## START INPUT DATA

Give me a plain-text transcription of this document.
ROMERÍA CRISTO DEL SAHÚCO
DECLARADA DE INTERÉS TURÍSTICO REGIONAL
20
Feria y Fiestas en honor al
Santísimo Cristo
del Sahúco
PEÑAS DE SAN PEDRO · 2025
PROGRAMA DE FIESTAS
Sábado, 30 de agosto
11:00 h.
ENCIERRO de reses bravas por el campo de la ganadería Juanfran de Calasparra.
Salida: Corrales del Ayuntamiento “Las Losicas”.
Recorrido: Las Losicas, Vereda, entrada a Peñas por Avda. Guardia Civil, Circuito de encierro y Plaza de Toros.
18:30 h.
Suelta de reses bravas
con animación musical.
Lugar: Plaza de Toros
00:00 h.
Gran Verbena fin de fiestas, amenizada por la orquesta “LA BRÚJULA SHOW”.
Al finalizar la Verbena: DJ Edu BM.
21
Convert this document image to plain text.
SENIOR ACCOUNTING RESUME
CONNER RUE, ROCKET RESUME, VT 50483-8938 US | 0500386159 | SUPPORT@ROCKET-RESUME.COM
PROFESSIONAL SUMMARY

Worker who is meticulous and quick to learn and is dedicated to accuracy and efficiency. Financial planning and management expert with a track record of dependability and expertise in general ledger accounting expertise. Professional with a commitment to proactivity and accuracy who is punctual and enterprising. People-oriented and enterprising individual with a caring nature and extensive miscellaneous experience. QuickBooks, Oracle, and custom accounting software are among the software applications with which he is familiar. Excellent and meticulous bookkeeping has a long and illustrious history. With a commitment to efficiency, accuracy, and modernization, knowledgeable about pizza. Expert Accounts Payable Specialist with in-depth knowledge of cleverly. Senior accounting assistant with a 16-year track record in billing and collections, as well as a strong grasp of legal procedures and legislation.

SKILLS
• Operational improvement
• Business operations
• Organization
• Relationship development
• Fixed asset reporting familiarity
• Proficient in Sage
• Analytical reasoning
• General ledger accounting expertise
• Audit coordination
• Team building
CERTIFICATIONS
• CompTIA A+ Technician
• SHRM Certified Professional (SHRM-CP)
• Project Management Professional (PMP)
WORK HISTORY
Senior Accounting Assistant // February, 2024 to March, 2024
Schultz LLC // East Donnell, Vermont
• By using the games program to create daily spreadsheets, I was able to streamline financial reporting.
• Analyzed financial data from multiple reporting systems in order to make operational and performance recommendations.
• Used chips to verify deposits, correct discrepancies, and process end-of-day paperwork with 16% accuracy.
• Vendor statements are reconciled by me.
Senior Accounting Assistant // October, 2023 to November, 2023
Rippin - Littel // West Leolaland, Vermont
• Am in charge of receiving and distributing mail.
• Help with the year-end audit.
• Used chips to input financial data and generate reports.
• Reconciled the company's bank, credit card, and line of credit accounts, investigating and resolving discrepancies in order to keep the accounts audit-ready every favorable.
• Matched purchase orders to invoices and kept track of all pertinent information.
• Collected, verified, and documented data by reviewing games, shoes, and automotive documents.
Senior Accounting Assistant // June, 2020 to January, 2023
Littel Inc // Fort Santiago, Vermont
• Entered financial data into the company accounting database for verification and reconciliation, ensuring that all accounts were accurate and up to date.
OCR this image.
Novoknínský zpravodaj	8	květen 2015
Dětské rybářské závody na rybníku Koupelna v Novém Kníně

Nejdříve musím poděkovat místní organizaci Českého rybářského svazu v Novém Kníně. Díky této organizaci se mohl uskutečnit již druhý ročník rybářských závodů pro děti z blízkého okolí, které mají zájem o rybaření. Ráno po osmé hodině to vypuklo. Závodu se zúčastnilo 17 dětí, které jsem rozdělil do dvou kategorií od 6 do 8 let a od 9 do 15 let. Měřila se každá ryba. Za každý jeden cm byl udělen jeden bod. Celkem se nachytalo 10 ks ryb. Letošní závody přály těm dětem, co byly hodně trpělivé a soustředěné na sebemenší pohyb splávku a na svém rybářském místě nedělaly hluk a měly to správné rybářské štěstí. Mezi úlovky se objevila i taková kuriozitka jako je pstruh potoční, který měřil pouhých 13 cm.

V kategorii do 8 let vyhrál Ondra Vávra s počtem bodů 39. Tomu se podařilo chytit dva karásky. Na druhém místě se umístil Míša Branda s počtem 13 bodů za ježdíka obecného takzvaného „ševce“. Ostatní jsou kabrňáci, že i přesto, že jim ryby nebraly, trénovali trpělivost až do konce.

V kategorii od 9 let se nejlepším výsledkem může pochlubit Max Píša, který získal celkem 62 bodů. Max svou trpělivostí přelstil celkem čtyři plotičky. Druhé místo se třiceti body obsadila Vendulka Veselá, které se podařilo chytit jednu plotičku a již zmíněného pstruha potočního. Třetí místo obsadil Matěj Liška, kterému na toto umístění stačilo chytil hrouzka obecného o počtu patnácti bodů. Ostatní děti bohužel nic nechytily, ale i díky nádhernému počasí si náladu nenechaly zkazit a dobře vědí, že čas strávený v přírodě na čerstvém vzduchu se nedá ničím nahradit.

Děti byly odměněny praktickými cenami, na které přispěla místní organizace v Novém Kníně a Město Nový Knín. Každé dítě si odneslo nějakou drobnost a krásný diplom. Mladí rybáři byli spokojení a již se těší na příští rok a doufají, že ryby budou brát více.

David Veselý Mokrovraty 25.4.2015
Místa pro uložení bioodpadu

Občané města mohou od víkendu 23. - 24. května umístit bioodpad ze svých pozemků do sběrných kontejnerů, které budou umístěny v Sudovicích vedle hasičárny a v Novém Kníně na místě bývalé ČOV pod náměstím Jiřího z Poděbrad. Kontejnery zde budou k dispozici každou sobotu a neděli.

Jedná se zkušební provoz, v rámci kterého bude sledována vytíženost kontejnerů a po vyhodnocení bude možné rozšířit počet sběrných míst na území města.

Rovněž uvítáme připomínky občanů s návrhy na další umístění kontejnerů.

## END INPUT DATA

### PROMPT
Track down every line holding the string "Plaza" and copy it.

### COMPLETE RESPONSE
Recorrido: Las Losicas, Vereda, entrada a Peñas por Avda. Guardia Civil, Circuito de encierro y Plaza de Toros.
Lugar: Plaza de Toros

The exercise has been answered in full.